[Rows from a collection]

========

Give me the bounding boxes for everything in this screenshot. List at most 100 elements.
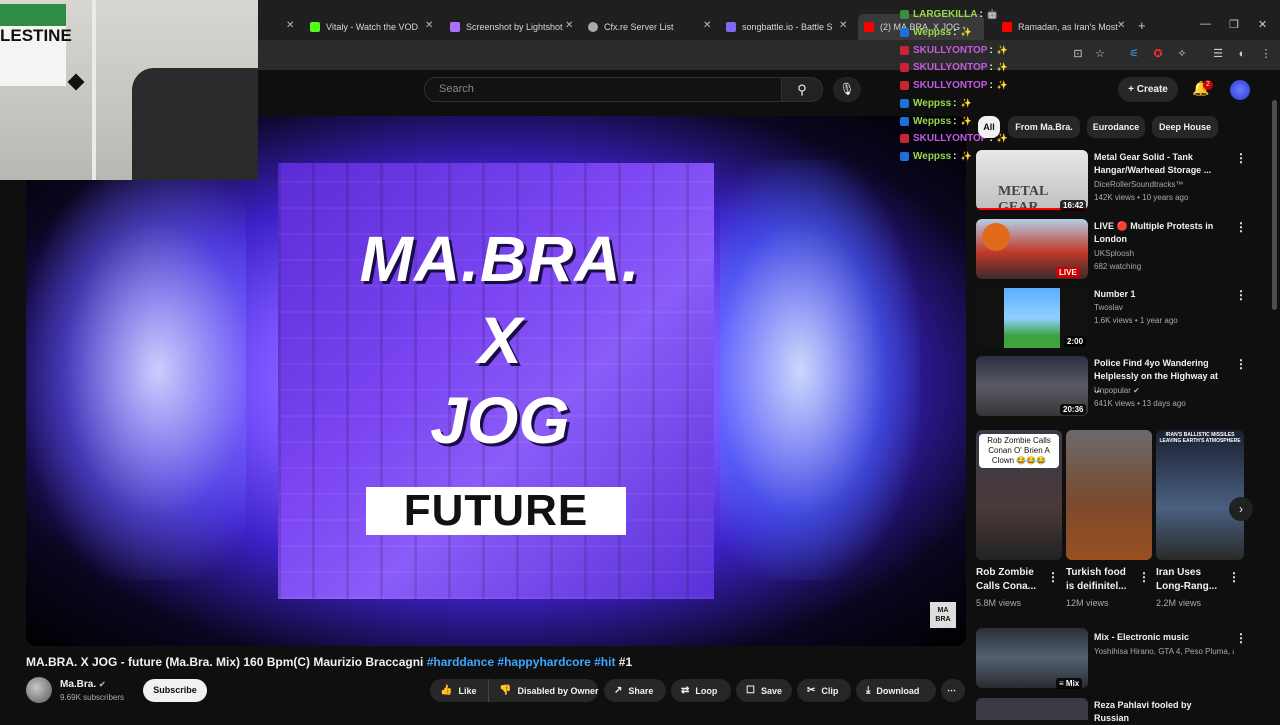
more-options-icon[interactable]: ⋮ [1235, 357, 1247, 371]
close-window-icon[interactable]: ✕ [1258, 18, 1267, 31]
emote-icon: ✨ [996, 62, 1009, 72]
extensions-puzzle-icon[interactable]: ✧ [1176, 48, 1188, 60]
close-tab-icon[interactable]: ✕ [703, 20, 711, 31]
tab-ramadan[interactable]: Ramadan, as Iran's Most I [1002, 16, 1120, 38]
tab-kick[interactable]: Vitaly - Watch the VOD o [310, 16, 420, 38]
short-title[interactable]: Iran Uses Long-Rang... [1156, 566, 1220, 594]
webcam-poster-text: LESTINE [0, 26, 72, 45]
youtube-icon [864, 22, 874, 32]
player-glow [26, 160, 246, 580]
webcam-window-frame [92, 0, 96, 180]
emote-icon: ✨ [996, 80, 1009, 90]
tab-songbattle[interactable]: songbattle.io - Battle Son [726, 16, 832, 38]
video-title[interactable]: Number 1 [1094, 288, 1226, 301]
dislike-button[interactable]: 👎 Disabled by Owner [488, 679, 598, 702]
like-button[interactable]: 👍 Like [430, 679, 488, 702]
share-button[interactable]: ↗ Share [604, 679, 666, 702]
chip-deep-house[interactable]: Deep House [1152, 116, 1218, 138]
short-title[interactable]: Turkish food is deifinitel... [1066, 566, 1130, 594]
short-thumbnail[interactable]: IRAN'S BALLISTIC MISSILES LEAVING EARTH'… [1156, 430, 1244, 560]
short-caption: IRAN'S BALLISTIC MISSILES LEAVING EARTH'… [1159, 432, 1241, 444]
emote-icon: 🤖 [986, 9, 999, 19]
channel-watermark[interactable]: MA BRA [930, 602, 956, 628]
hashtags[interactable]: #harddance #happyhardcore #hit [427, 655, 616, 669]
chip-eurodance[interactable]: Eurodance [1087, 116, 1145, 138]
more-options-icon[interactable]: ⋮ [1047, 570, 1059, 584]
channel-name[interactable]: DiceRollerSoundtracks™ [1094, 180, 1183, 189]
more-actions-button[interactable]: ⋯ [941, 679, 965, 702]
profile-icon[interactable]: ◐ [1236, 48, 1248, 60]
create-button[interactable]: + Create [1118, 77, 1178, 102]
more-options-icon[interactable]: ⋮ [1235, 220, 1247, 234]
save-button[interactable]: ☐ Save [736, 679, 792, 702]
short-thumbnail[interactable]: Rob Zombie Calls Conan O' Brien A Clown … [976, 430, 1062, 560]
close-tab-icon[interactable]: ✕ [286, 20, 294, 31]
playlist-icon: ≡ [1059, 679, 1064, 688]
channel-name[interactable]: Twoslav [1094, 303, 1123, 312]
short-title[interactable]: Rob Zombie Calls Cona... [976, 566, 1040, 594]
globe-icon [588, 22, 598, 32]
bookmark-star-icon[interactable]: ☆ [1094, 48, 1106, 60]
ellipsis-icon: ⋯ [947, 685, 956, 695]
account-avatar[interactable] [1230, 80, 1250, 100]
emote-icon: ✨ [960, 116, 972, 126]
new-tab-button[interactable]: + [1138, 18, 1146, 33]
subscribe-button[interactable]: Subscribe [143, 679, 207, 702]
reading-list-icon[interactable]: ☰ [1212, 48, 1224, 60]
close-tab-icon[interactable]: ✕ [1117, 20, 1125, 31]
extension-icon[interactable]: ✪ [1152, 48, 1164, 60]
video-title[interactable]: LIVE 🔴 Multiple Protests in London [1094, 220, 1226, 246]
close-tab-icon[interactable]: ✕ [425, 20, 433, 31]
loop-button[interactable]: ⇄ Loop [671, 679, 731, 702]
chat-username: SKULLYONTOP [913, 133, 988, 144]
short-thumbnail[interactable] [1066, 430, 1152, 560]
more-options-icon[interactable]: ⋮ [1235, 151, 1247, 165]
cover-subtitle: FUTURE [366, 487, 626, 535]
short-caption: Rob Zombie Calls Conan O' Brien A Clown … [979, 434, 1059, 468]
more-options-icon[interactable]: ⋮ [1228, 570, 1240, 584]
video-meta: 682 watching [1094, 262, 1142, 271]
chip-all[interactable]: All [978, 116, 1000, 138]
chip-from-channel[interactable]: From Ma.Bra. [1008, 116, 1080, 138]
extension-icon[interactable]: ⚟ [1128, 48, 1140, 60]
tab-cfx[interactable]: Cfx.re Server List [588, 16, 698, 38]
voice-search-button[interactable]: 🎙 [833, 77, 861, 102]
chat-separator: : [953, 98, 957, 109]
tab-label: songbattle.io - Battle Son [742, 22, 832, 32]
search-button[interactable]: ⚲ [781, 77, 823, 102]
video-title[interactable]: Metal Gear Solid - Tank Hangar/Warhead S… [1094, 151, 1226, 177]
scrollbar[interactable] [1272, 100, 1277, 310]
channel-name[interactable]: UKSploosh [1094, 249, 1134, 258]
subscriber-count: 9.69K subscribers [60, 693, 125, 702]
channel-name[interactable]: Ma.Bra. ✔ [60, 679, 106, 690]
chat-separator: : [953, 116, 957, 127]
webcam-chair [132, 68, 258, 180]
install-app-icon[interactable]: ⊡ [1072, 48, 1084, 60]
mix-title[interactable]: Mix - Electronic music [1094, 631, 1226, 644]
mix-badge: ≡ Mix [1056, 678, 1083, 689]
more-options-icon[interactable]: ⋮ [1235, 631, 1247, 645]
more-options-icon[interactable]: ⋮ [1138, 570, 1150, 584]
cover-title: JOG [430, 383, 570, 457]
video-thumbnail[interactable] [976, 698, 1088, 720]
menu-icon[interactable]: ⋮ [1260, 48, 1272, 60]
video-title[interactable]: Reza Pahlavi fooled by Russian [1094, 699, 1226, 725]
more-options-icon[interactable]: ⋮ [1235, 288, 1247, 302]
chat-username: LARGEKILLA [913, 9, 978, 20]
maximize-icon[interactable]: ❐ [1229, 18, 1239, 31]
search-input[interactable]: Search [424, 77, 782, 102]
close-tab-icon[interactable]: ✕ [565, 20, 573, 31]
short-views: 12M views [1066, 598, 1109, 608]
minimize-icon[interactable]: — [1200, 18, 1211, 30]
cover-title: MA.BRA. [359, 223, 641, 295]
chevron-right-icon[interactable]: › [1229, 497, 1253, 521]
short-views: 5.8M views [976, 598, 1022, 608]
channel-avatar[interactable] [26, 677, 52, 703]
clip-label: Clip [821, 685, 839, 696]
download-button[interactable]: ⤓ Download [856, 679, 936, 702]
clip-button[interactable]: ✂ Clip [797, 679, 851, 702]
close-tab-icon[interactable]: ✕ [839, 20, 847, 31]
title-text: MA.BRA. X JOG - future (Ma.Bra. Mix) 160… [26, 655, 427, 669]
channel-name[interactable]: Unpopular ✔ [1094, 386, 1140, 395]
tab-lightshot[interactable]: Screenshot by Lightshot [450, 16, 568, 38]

========

--- Exercise aim ---
Extract every line of the rows above verbatim, leaving out the pictures.

--- Written solution ---
Give me the bounding boxes for everything in this screenshot. List at most 100 elements.
more-options-icon[interactable]: ⋮ [1235, 357, 1247, 371]
close-window-icon[interactable]: ✕ [1258, 18, 1267, 31]
emote-icon: ✨ [996, 62, 1009, 72]
extensions-puzzle-icon[interactable]: ✧ [1176, 48, 1188, 60]
close-tab-icon[interactable]: ✕ [703, 20, 711, 31]
tab-ramadan[interactable]: Ramadan, as Iran's Most I [1002, 16, 1120, 38]
tab-kick[interactable]: Vitaly - Watch the VOD o [310, 16, 420, 38]
short-title[interactable]: Iran Uses Long-Rang... [1156, 566, 1220, 594]
webcam-poster-text: LESTINE [0, 26, 72, 45]
youtube-icon [864, 22, 874, 32]
player-glow [26, 160, 246, 580]
webcam-window-frame [92, 0, 96, 180]
emote-icon: ✨ [996, 80, 1009, 90]
tab-songbattle[interactable]: songbattle.io - Battle Son [726, 16, 832, 38]
video-title[interactable]: Number 1 [1094, 288, 1226, 301]
dislike-button[interactable]: 👎 Disabled by Owner [488, 679, 598, 702]
like-button[interactable]: 👍 Like [430, 679, 488, 702]
share-button[interactable]: ↗ Share [604, 679, 666, 702]
chip-deep-house[interactable]: Deep House [1152, 116, 1218, 138]
short-title[interactable]: Turkish food is deifinitel... [1066, 566, 1130, 594]
short-thumbnail[interactable]: IRAN'S BALLISTIC MISSILES LEAVING EARTH'… [1156, 430, 1244, 560]
short-caption: IRAN'S BALLISTIC MISSILES LEAVING EARTH'… [1159, 432, 1241, 444]
emote-icon: 🤖 [986, 9, 999, 19]
channel-watermark[interactable]: MA BRA [930, 602, 956, 628]
hashtags[interactable]: #harddance #happyhardcore #hit [427, 655, 616, 669]
chip-eurodance[interactable]: Eurodance [1087, 116, 1145, 138]
more-options-icon[interactable]: ⋮ [1047, 570, 1059, 584]
channel-name[interactable]: DiceRollerSoundtracks™ [1094, 180, 1183, 189]
more-actions-button[interactable]: ⋯ [941, 679, 965, 702]
profile-icon[interactable]: ◐ [1236, 48, 1248, 60]
create-button[interactable]: + Create [1118, 77, 1178, 102]
more-options-icon[interactable]: ⋮ [1235, 220, 1247, 234]
save-button[interactable]: ☐ Save [736, 679, 792, 702]
short-thumbnail[interactable]: Rob Zombie Calls Conan O' Brien A Clown … [976, 430, 1062, 560]
close-tab-icon[interactable]: ✕ [286, 20, 294, 31]
playlist-icon: ≡ [1059, 679, 1064, 688]
channel-name[interactable]: Twoslav [1094, 303, 1123, 312]
short-title[interactable]: Rob Zombie Calls Cona... [976, 566, 1040, 594]
globe-icon [588, 22, 598, 32]
bookmark-star-icon[interactable]: ☆ [1094, 48, 1106, 60]
ellipsis-icon: ⋯ [947, 685, 956, 695]
account-avatar[interactable] [1230, 80, 1250, 100]
emote-icon: ✨ [960, 116, 972, 126]
new-tab-button[interactable]: + [1138, 18, 1146, 33]
subscribe-button[interactable]: Subscribe [143, 679, 207, 702]
reading-list-icon[interactable]: ☰ [1212, 48, 1224, 60]
close-tab-icon[interactable]: ✕ [1117, 20, 1125, 31]
extension-icon[interactable]: ✪ [1152, 48, 1164, 60]
video-title[interactable]: LIVE 🔴 Multiple Protests in London [1094, 220, 1226, 246]
close-tab-icon[interactable]: ✕ [425, 20, 433, 31]
loop-button[interactable]: ⇄ Loop [671, 679, 731, 702]
chat-username: SKULLYONTOP [913, 133, 988, 144]
short-thumbnail[interactable] [1066, 430, 1152, 560]
more-options-icon[interactable]: ⋮ [1235, 151, 1247, 165]
cover-subtitle: FUTURE [366, 487, 626, 535]
short-caption: Rob Zombie Calls Conan O' Brien A Clown … [979, 434, 1059, 468]
more-options-icon[interactable]: ⋮ [1228, 570, 1240, 584]
video-meta: 682 watching [1094, 262, 1142, 271]
chip-all[interactable]: All [978, 116, 1000, 138]
chip-from-channel[interactable]: From Ma.Bra. [1008, 116, 1080, 138]
extension-icon[interactable]: ⚟ [1128, 48, 1140, 60]
tab-cfx[interactable]: Cfx.re Server List [588, 16, 698, 38]
voice-search-button[interactable]: 🎙 [833, 77, 861, 102]
chat-separator: : [953, 98, 957, 109]
tab-label: songbattle.io - Battle Son [742, 22, 832, 32]
search-button[interactable]: ⚲ [781, 77, 823, 102]
video-title[interactable]: Metal Gear Solid - Tank Hangar/Warhead S… [1094, 151, 1226, 177]
scrollbar[interactable] [1272, 100, 1277, 310]
channel-name[interactable]: UKSploosh [1094, 249, 1134, 258]
subscriber-count: 9.69K subscribers [60, 693, 125, 702]
channel-name[interactable]: Ma.Bra. ✔ [60, 679, 106, 690]
chat-separator: : [953, 116, 957, 127]
webcam-chair [132, 68, 258, 180]
install-app-icon[interactable]: ⊡ [1072, 48, 1084, 60]
mix-title[interactable]: Mix - Electronic music [1094, 631, 1226, 644]
mix-badge: ≡ Mix [1056, 678, 1083, 689]
more-options-icon[interactable]: ⋮ [1235, 631, 1247, 645]
more-options-icon[interactable]: ⋮ [1138, 570, 1150, 584]
cover-title: JOG [430, 383, 570, 457]
video-thumbnail[interactable] [976, 698, 1088, 720]
menu-icon[interactable]: ⋮ [1260, 48, 1272, 60]
video-title[interactable]: Reza Pahlavi fooled by Russian [1094, 699, 1226, 725]
more-options-icon[interactable]: ⋮ [1235, 288, 1247, 302]
chat-username: LARGEKILLA [913, 9, 978, 20]
maximize-icon[interactable]: ❐ [1229, 18, 1239, 31]
search-input[interactable]: Search [424, 77, 782, 102]
close-tab-icon[interactable]: ✕ [565, 20, 573, 31]
short-views: 12M views [1066, 598, 1109, 608]
minimize-icon[interactable]: — [1200, 18, 1211, 30]
cover-title: MA.BRA. [359, 223, 641, 295]
chevron-right-icon[interactable]: › [1229, 497, 1253, 521]
short-views: 5.8M views [976, 598, 1022, 608]
channel-avatar[interactable] [26, 677, 52, 703]
clip-label: Clip [821, 685, 839, 696]
download-button[interactable]: ⤓ Download [856, 679, 936, 702]
clip-button[interactable]: ✂ Clip [797, 679, 851, 702]
close-tab-icon[interactable]: ✕ [839, 20, 847, 31]
title-text: MA.BRA. X JOG - future (Ma.Bra. Mix) 160… [26, 655, 427, 669]
channel-name[interactable]: Unpopular ✔ [1094, 386, 1140, 395]
tab-lightshot[interactable]: Screenshot by Lightshot [450, 16, 568, 38]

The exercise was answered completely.